WHAT IS BEING ASKED:
Could you copy every line from the material below in which "regis" appears?

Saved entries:
==*==

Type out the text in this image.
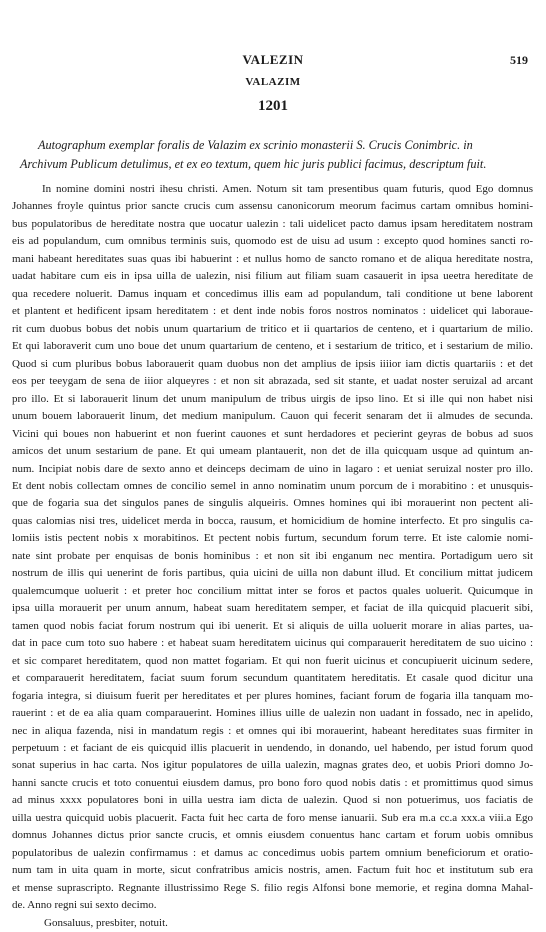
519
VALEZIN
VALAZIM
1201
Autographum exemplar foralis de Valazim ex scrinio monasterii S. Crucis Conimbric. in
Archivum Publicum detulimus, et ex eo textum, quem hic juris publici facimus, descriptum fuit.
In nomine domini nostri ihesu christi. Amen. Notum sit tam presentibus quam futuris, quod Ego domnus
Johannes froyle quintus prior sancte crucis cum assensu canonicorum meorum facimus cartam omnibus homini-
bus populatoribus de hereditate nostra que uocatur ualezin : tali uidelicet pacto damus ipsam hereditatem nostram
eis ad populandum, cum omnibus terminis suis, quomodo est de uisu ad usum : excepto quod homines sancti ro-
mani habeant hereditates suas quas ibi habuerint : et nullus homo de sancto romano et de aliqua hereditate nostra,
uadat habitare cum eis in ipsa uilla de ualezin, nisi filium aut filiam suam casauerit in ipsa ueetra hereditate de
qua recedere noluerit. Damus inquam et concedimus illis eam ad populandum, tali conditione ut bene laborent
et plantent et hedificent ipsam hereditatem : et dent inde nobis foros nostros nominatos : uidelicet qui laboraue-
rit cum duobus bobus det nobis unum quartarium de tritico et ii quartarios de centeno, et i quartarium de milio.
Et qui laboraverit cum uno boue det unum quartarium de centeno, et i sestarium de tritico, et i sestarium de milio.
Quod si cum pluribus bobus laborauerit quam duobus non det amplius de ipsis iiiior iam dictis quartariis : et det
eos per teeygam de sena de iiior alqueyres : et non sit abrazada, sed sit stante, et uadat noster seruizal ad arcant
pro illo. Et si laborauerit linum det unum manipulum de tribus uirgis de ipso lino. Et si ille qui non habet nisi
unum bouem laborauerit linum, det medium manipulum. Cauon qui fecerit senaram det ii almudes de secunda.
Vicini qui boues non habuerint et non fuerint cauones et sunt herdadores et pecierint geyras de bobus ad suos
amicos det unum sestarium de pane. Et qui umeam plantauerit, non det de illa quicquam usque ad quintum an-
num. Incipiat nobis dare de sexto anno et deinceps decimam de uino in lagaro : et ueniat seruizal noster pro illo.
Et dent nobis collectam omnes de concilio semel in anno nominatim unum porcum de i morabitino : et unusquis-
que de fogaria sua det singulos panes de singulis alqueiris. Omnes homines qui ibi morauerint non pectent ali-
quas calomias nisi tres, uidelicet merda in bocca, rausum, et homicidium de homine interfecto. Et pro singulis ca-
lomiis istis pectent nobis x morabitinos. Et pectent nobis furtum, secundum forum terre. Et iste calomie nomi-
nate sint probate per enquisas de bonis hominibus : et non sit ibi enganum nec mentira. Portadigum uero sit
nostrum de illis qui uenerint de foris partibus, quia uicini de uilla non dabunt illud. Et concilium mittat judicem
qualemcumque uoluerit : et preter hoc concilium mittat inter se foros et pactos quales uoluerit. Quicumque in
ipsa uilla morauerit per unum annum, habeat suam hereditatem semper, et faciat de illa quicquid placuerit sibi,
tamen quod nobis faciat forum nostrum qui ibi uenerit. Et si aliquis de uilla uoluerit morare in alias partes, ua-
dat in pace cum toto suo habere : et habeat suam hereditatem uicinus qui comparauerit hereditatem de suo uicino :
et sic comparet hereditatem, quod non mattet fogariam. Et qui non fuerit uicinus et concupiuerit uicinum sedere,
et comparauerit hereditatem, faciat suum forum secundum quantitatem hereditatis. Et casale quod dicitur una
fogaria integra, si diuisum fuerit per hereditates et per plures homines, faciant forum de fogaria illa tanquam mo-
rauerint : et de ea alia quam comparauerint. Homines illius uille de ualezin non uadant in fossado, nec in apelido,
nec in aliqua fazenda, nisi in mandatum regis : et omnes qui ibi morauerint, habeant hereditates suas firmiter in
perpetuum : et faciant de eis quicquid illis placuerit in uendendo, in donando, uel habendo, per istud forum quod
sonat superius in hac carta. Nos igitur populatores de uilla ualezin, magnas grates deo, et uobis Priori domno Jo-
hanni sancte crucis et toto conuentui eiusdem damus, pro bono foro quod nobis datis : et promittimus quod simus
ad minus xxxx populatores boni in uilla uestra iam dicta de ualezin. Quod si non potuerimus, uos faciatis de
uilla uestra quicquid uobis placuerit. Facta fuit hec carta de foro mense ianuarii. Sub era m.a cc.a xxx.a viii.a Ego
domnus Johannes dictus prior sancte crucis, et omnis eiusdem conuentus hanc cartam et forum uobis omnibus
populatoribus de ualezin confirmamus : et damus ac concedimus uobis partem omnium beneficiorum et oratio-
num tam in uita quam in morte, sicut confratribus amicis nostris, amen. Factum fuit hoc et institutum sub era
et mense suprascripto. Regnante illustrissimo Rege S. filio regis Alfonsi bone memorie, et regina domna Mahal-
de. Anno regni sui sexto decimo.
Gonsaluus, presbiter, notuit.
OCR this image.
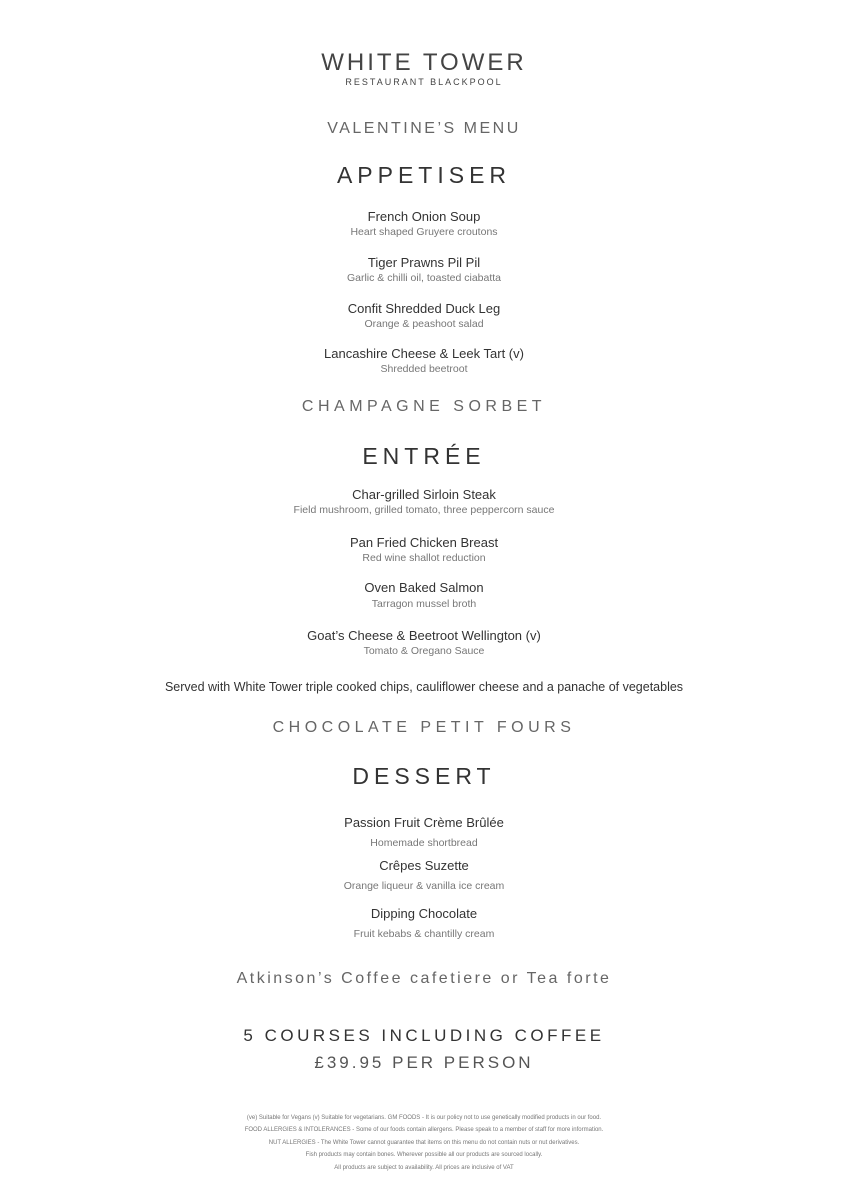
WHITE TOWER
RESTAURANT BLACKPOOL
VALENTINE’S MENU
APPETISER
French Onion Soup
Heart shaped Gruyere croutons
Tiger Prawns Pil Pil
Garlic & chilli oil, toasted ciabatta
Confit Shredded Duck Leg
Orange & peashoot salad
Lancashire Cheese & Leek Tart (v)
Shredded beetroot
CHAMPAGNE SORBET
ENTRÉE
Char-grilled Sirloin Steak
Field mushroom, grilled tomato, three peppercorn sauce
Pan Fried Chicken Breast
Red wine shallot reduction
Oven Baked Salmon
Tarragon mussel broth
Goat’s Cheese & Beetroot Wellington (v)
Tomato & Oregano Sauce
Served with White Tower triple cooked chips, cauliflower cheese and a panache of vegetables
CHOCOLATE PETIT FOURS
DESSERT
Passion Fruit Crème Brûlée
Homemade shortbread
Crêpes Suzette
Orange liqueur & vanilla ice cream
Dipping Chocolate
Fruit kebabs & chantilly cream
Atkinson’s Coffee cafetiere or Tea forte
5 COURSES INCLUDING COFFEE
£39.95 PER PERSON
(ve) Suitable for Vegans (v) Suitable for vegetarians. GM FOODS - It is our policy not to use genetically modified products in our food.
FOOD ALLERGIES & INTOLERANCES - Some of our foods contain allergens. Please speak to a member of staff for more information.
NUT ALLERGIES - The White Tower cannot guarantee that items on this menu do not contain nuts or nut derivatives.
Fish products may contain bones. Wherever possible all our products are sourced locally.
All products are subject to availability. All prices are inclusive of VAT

==*==

ANSWER IN FULL:
nec in aliqua fazenda, nisi in mandatum regis : et omnes qui ibi morauerint, habeant hereditates suas firmiter in
et mense suprascripto. Regnante illustrissimo Rege S. filio regis Alfonsi bone memorie, et regina domna Mahal-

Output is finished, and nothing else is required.